***** Raw data

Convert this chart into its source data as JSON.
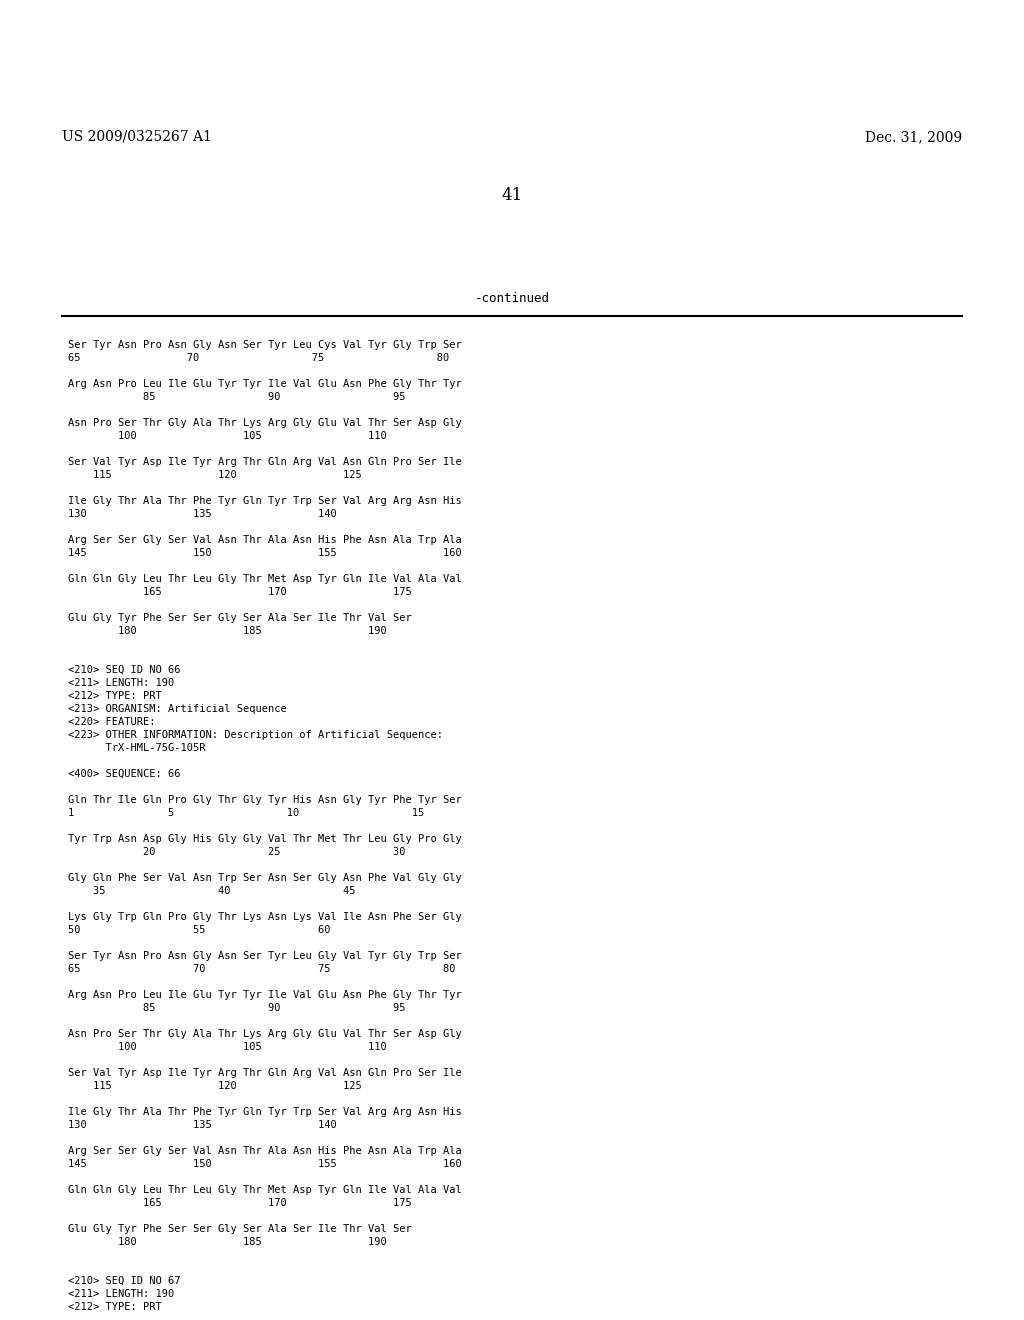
{
  "header_left": "US 2009/0325267 A1",
  "header_right": "Dec. 31, 2009",
  "page_number": "41",
  "continued_label": "-continued",
  "background_color": "#ffffff",
  "text_color": "#000000",
  "content": [
    "Ser Tyr Asn Pro Asn Gly Asn Ser Tyr Leu Cys Val Tyr Gly Trp Ser",
    "65                 70                  75                  80",
    "",
    "Arg Asn Pro Leu Ile Glu Tyr Tyr Ile Val Glu Asn Phe Gly Thr Tyr",
    "            85                  90                  95",
    "",
    "Asn Pro Ser Thr Gly Ala Thr Lys Arg Gly Glu Val Thr Ser Asp Gly",
    "        100                 105                 110",
    "",
    "Ser Val Tyr Asp Ile Tyr Arg Thr Gln Arg Val Asn Gln Pro Ser Ile",
    "    115                 120                 125",
    "",
    "Ile Gly Thr Ala Thr Phe Tyr Gln Tyr Trp Ser Val Arg Arg Asn His",
    "130                 135                 140",
    "",
    "Arg Ser Ser Gly Ser Val Asn Thr Ala Asn His Phe Asn Ala Trp Ala",
    "145                 150                 155                 160",
    "",
    "Gln Gln Gly Leu Thr Leu Gly Thr Met Asp Tyr Gln Ile Val Ala Val",
    "            165                 170                 175",
    "",
    "Glu Gly Tyr Phe Ser Ser Gly Ser Ala Ser Ile Thr Val Ser",
    "        180                 185                 190",
    "",
    "",
    "<210> SEQ ID NO 66",
    "<211> LENGTH: 190",
    "<212> TYPE: PRT",
    "<213> ORGANISM: Artificial Sequence",
    "<220> FEATURE:",
    "<223> OTHER INFORMATION: Description of Artificial Sequence:",
    "      TrX-HML-75G-105R",
    "",
    "<400> SEQUENCE: 66",
    "",
    "Gln Thr Ile Gln Pro Gly Thr Gly Tyr His Asn Gly Tyr Phe Tyr Ser",
    "1               5                  10                  15",
    "",
    "Tyr Trp Asn Asp Gly His Gly Gly Val Thr Met Thr Leu Gly Pro Gly",
    "            20                  25                  30",
    "",
    "Gly Gln Phe Ser Val Asn Trp Ser Asn Ser Gly Asn Phe Val Gly Gly",
    "    35                  40                  45",
    "",
    "Lys Gly Trp Gln Pro Gly Thr Lys Asn Lys Val Ile Asn Phe Ser Gly",
    "50                  55                  60",
    "",
    "Ser Tyr Asn Pro Asn Gly Asn Ser Tyr Leu Gly Val Tyr Gly Trp Ser",
    "65                  70                  75                  80",
    "",
    "Arg Asn Pro Leu Ile Glu Tyr Tyr Ile Val Glu Asn Phe Gly Thr Tyr",
    "            85                  90                  95",
    "",
    "Asn Pro Ser Thr Gly Ala Thr Lys Arg Gly Glu Val Thr Ser Asp Gly",
    "        100                 105                 110",
    "",
    "Ser Val Tyr Asp Ile Tyr Arg Thr Gln Arg Val Asn Gln Pro Ser Ile",
    "    115                 120                 125",
    "",
    "Ile Gly Thr Ala Thr Phe Tyr Gln Tyr Trp Ser Val Arg Arg Asn His",
    "130                 135                 140",
    "",
    "Arg Ser Ser Gly Ser Val Asn Thr Ala Asn His Phe Asn Ala Trp Ala",
    "145                 150                 155                 160",
    "",
    "Gln Gln Gly Leu Thr Leu Gly Thr Met Asp Tyr Gln Ile Val Ala Val",
    "            165                 170                 175",
    "",
    "Glu Gly Tyr Phe Ser Ser Gly Ser Ala Ser Ile Thr Val Ser",
    "        180                 185                 190",
    "",
    "",
    "<210> SEQ ID NO 67",
    "<211> LENGTH: 190",
    "<212> TYPE: PRT"
  ]
}
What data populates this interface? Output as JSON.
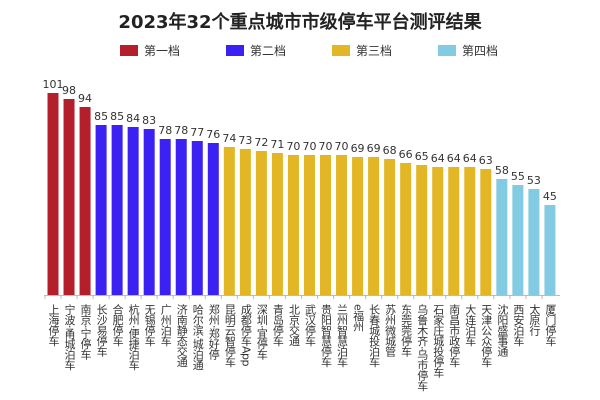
{
  "chart_data": {
    "type": "bar",
    "title": "2023年32个重点城市市级停车平台测评结果",
    "categories": [
      "上海停车",
      "宁波·甬城泊车",
      "南京·宁停车",
      "长沙易停车",
      "合肥停车",
      "杭州·便捷泊车",
      "无锡停车",
      "广州泊车",
      "济南静态交通",
      "哈尔滨·城泊通",
      "郑州·郑好停",
      "昆明云智停车",
      "成都停车App",
      "深圳·宜停车",
      "青岛停车",
      "北京交通",
      "武汉停车",
      "贵阳智慧停车",
      "兰州智慧泊车",
      "e福州",
      "长春城投泊车",
      "苏州微城管",
      "东莞莞停车",
      "乌鲁木齐·乌市停车",
      "石家庄城投停车",
      "南昌市政停车",
      "大连泊车",
      "天津公众停车",
      "沈阳盛事通",
      "西安泊车",
      "太原行",
      "厦门停车"
    ],
    "values": [
      101,
      98,
      94,
      85,
      85,
      84,
      83,
      78,
      78,
      77,
      76,
      74,
      73,
      72,
      71,
      70,
      70,
      70,
      70,
      69,
      69,
      68,
      66,
      65,
      64,
      64,
      64,
      63,
      58,
      55,
      53,
      45
    ],
    "tiers": [
      0,
      0,
      0,
      1,
      1,
      1,
      1,
      1,
      1,
      1,
      1,
      2,
      2,
      2,
      2,
      2,
      2,
      2,
      2,
      2,
      2,
      2,
      2,
      2,
      2,
      2,
      2,
      2,
      3,
      3,
      3,
      3
    ],
    "legend": [
      {
        "name": "第一档",
        "color": "#b3202c"
      },
      {
        "name": "第二档",
        "color": "#3b22f2"
      },
      {
        "name": "第三档",
        "color": "#e2b624"
      },
      {
        "name": "第四档",
        "color": "#82cbe2"
      }
    ],
    "legend_position": "top",
    "grid": false,
    "xlabel": "",
    "ylabel": ""
  }
}
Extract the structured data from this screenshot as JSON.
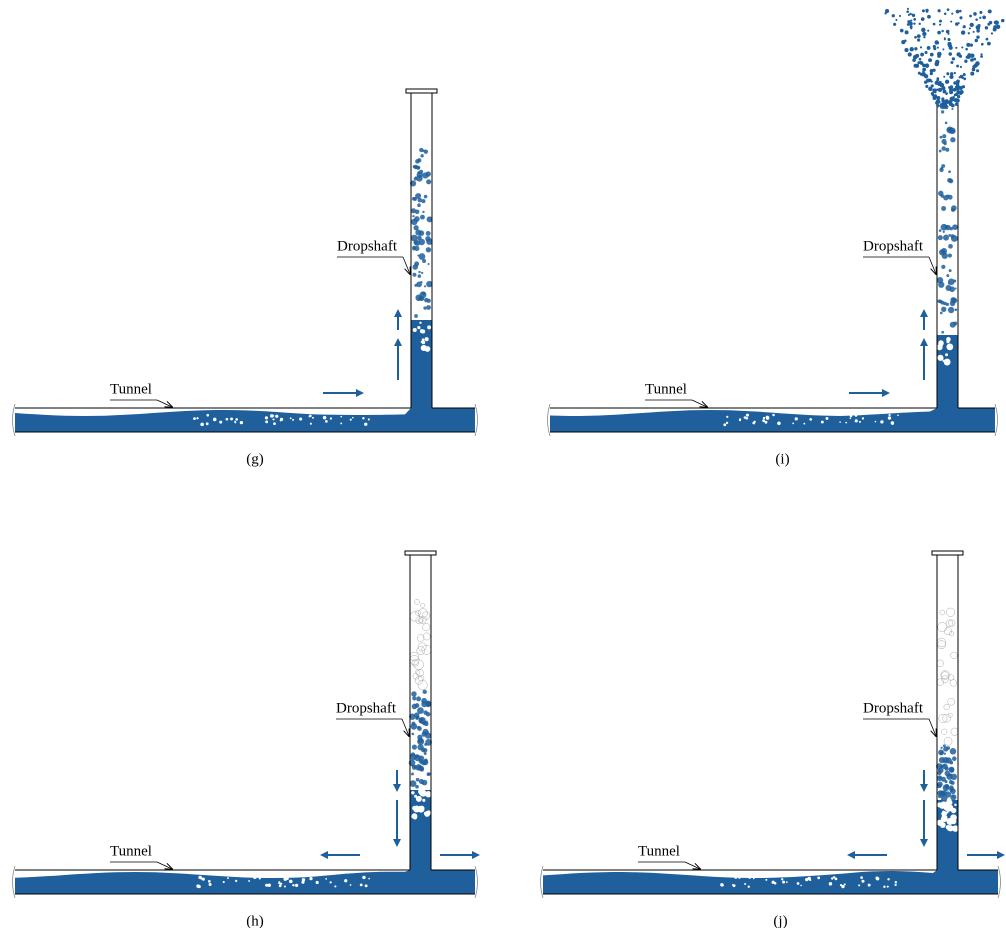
{
  "panels": [
    {
      "caption": "(g)",
      "dropshaft_label": "Dropshaft",
      "tunnel_label": "Tunnel"
    },
    {
      "caption": "(i)",
      "dropshaft_label": "Dropshaft",
      "tunnel_label": "Tunnel"
    },
    {
      "caption": "(h)",
      "dropshaft_label": "Dropshaft",
      "tunnel_label": "Tunnel"
    },
    {
      "caption": "(j)",
      "dropshaft_label": "Dropshaft",
      "tunnel_label": "Tunnel"
    }
  ]
}
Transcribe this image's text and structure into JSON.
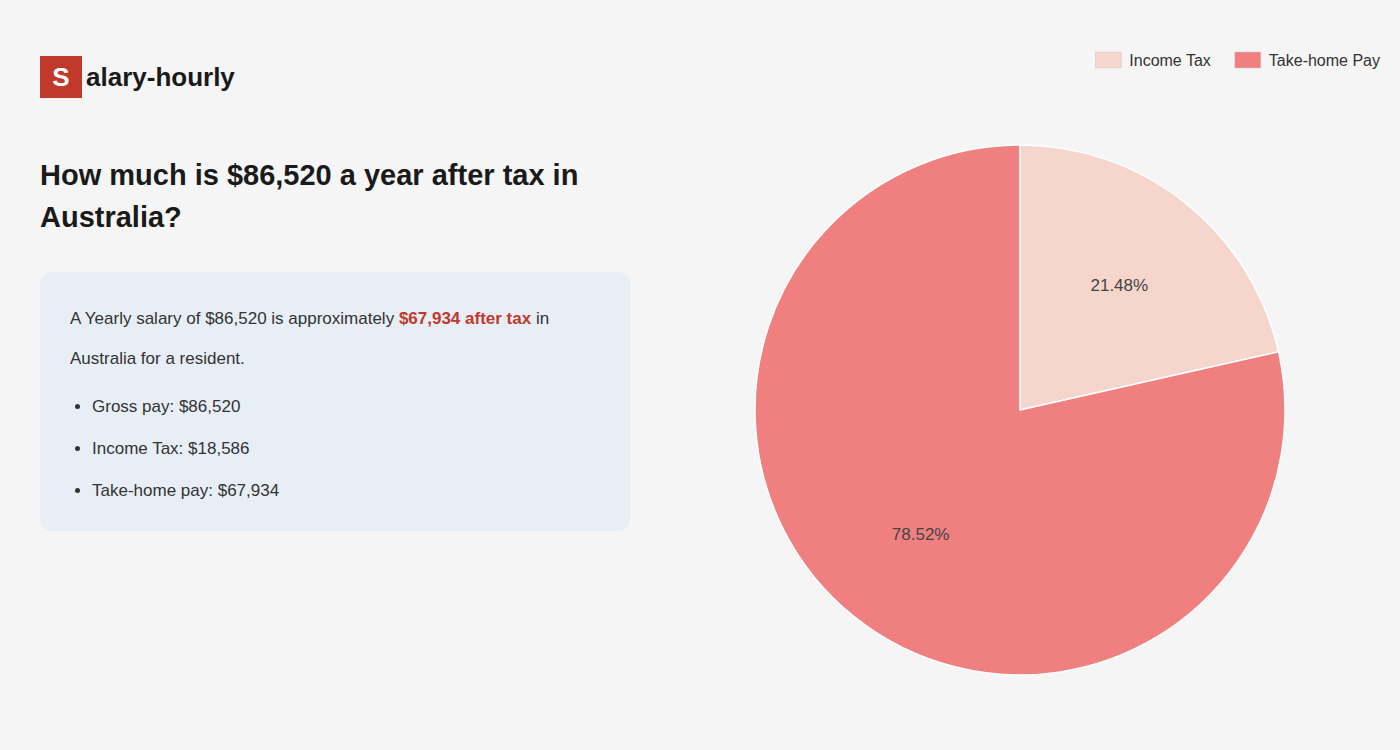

**********

Find every line with the word "Artificial" and state how many there are, with no other words.

> _Solution for this problem_
2